[Stored entries]
- - - - - - -

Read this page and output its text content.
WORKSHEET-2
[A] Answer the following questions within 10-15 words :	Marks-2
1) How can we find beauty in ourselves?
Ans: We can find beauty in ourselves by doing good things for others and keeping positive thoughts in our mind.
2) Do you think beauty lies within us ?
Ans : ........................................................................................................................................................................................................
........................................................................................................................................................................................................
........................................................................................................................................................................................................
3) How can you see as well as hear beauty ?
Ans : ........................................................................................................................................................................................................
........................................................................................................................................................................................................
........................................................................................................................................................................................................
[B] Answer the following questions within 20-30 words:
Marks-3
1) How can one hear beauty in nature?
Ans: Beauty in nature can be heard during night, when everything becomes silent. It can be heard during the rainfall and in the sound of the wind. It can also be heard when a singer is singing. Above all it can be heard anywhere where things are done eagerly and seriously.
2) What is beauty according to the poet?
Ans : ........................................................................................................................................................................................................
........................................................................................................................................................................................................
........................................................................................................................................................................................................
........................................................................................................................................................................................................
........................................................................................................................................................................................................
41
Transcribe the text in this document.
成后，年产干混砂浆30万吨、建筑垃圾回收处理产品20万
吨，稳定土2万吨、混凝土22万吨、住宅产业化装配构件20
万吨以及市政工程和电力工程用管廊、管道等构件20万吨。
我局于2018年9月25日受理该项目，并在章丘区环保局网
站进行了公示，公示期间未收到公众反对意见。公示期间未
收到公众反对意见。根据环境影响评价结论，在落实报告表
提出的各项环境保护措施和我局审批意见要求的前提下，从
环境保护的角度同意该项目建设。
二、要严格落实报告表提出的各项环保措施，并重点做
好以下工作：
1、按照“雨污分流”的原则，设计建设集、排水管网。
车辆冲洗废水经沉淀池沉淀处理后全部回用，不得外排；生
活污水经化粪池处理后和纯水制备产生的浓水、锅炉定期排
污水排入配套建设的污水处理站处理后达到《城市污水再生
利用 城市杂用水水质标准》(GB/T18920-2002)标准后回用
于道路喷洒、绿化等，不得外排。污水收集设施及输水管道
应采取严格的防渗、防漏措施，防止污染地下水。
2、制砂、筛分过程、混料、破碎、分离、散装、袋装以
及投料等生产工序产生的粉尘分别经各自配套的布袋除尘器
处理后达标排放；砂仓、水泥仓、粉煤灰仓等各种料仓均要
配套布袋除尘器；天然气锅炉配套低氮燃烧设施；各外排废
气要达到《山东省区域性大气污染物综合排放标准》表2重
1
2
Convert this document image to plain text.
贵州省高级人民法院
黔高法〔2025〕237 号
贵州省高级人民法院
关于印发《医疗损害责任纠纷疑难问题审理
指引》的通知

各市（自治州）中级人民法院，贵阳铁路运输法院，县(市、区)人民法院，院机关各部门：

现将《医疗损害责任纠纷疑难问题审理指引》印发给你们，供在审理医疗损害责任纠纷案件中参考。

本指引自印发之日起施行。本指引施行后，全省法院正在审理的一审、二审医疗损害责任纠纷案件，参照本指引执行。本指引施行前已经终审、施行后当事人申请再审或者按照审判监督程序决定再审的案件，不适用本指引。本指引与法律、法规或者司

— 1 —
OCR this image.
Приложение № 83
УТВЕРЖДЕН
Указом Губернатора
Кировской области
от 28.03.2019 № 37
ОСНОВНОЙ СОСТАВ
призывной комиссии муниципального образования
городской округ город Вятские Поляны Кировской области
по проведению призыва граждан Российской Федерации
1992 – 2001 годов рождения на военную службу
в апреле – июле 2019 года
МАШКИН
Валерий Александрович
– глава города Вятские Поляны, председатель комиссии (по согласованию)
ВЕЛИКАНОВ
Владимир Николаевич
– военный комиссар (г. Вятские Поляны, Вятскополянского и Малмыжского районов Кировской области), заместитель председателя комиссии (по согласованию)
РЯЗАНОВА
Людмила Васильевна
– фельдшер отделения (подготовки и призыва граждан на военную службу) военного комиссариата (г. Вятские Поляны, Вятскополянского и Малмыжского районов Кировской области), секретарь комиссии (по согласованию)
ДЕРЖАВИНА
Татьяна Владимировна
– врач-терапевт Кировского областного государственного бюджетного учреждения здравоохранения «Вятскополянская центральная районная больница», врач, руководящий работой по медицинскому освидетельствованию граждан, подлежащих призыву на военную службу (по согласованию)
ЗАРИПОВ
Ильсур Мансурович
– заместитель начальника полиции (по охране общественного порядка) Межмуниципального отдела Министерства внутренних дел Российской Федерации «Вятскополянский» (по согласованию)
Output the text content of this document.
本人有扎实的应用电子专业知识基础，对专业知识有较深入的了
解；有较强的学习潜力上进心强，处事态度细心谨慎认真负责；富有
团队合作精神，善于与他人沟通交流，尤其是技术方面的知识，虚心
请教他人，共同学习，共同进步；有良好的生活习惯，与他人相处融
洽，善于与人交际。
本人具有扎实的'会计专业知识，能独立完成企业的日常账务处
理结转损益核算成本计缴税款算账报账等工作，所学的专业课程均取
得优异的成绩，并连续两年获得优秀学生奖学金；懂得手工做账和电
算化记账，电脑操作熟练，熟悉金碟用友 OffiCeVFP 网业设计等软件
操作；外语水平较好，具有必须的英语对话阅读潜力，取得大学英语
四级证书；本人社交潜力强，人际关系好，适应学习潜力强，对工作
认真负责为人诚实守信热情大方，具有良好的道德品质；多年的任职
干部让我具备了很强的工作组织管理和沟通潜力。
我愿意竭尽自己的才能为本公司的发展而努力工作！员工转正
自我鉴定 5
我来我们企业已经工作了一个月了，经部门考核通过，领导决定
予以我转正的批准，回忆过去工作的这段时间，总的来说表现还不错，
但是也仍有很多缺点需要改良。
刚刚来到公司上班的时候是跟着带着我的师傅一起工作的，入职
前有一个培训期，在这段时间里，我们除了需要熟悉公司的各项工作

- - - - - - -

§ **TASK TO COMPLETE**
Take every line from the records above that has the word "questions" and copy it.

§ **CORRECT RESULT**
[A] Answer the following questions within 10-15 words :	Marks-2
[B] Answer the following questions within 20-30 words:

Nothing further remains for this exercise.